Excerpt from a dataset
⟨

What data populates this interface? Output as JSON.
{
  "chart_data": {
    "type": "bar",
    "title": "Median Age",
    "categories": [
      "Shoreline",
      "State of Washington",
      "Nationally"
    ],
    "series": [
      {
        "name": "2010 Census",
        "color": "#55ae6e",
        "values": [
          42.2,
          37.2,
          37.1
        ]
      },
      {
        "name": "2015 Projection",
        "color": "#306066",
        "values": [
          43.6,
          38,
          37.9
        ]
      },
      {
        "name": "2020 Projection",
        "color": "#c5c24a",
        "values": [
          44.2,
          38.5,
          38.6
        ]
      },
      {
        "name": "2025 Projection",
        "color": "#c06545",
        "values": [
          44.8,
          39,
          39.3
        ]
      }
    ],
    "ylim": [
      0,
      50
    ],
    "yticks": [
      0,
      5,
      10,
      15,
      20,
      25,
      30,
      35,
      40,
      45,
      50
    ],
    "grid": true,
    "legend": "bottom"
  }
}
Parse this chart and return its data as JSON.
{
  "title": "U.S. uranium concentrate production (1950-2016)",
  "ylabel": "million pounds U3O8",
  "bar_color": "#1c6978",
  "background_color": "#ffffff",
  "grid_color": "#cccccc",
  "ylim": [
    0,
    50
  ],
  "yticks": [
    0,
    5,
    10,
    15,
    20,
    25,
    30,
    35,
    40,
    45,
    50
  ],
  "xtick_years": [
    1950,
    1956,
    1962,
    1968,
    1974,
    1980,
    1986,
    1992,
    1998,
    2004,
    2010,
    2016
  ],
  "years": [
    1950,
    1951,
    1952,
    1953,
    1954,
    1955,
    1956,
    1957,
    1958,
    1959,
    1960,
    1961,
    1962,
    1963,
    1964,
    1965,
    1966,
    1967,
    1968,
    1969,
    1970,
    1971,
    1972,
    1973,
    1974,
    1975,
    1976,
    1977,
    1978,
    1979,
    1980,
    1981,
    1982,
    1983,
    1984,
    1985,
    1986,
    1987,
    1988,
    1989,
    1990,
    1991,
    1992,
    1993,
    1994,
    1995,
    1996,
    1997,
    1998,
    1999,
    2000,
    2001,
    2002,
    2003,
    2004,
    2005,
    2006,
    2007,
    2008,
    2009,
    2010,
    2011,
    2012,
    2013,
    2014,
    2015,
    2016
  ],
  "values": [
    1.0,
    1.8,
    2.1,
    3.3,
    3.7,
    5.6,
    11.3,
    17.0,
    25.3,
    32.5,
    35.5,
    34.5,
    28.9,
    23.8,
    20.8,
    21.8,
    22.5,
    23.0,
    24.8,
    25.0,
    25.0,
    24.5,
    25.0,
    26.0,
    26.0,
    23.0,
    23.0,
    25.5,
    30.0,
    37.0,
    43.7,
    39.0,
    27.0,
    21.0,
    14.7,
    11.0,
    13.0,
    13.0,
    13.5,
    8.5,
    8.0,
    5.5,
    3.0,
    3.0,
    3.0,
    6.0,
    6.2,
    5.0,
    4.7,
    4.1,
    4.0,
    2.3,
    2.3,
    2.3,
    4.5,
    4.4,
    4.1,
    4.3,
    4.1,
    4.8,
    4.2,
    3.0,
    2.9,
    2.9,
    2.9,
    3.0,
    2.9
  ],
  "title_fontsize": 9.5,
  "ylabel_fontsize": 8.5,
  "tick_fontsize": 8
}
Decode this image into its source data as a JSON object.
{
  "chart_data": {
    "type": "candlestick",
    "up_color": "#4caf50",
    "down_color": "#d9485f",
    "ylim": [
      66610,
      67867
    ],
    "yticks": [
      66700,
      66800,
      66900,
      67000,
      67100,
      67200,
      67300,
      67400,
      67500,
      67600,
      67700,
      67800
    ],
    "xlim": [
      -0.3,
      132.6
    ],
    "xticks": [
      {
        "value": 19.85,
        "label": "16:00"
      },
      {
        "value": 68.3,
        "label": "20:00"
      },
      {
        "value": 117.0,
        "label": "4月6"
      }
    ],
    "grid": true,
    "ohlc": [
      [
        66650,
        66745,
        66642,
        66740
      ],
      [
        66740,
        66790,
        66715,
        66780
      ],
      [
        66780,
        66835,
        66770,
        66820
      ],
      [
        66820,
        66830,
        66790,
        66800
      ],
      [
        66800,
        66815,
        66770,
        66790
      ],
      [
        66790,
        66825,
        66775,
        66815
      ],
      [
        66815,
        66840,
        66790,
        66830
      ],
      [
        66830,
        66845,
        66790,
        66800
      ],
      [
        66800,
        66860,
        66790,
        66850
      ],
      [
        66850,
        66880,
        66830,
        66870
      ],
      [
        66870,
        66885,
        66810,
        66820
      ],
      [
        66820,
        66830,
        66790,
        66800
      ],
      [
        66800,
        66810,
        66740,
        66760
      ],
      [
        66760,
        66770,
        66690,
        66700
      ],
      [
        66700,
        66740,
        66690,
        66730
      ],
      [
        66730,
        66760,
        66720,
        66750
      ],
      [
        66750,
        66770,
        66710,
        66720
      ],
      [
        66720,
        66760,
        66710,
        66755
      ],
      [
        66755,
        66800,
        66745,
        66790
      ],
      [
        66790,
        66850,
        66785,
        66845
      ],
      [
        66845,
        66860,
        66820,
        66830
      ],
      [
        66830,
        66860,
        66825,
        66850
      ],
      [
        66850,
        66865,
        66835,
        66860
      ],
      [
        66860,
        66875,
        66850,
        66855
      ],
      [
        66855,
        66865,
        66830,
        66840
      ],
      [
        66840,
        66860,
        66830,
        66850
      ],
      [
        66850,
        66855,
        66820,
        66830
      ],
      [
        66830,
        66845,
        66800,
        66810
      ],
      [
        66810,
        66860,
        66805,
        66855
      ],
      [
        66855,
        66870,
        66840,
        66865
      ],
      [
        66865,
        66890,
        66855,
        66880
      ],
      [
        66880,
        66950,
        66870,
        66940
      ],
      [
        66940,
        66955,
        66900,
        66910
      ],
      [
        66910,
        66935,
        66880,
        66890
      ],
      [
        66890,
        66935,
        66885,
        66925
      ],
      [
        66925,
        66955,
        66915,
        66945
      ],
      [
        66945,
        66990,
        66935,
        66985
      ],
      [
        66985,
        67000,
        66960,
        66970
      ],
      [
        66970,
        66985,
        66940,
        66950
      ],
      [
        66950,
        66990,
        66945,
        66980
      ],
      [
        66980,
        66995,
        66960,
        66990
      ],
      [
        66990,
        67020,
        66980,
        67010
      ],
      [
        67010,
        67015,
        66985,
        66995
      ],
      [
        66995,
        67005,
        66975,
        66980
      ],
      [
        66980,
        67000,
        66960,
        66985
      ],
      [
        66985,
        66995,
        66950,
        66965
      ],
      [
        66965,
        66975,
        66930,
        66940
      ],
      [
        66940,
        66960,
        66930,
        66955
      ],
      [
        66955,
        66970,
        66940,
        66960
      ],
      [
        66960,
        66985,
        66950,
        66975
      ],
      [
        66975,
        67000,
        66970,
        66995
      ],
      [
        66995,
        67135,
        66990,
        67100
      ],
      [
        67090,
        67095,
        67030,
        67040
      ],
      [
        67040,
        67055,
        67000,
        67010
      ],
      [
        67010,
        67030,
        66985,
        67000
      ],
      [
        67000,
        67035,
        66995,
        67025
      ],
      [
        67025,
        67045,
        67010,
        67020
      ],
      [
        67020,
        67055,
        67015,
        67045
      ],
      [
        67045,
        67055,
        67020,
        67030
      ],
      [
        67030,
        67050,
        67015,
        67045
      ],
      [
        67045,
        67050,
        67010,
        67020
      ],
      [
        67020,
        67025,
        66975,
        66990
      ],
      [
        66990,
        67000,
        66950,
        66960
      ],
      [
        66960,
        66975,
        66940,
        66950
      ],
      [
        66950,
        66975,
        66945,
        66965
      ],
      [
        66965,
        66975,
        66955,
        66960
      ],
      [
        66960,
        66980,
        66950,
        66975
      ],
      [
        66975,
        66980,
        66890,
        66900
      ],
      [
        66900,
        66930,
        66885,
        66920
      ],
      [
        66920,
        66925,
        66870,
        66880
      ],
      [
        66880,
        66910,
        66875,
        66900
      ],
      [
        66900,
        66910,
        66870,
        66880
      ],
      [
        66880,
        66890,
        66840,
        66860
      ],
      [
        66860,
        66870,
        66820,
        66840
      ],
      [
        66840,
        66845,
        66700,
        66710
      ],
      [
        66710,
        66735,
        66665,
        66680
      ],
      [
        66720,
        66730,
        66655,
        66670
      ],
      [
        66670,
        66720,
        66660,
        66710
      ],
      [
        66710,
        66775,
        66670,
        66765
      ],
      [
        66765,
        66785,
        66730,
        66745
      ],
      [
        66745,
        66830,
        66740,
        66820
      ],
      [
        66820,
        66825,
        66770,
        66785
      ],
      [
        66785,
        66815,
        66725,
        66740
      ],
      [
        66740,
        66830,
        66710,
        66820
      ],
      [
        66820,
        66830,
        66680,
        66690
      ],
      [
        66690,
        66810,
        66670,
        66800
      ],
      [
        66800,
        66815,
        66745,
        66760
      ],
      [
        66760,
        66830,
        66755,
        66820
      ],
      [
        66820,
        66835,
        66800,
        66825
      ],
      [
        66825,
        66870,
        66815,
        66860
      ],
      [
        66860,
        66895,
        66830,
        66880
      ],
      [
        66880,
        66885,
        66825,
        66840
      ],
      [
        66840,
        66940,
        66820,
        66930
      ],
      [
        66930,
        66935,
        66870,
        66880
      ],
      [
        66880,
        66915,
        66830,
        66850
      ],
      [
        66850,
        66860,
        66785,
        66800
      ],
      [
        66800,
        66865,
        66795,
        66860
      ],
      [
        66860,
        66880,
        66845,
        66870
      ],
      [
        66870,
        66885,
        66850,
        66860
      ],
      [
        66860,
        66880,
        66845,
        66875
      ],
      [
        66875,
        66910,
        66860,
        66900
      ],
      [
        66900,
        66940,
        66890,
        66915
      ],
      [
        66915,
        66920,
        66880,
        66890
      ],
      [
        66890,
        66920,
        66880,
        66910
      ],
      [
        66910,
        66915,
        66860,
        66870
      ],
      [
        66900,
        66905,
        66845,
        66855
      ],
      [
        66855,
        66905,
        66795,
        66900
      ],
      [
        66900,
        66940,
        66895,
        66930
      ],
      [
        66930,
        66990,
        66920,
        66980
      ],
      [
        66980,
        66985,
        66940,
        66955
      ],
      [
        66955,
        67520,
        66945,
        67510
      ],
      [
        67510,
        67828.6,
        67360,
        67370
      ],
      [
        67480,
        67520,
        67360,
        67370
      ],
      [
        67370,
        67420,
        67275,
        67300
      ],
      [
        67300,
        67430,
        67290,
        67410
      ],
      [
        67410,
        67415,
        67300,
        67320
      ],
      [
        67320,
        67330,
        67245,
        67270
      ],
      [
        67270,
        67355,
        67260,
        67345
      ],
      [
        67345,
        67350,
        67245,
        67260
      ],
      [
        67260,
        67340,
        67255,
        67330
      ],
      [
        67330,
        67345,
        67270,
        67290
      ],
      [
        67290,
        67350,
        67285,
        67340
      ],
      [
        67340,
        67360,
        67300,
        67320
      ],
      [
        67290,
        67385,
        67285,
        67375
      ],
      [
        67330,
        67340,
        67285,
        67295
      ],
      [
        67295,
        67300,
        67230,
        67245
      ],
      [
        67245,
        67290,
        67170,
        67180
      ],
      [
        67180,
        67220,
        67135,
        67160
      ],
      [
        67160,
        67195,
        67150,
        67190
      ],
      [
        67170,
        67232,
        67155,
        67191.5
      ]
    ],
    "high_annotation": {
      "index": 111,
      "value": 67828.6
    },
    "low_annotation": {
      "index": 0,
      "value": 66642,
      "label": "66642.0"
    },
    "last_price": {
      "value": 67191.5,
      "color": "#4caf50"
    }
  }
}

⟩

• _The exercise_: Pull out every line in the data above that has the word "this".

• _Worked answer_:
What data populates this interface? Output as JSON.
Parse this chart and return its data as JSON.
Decode this image into its source data as a JSON object.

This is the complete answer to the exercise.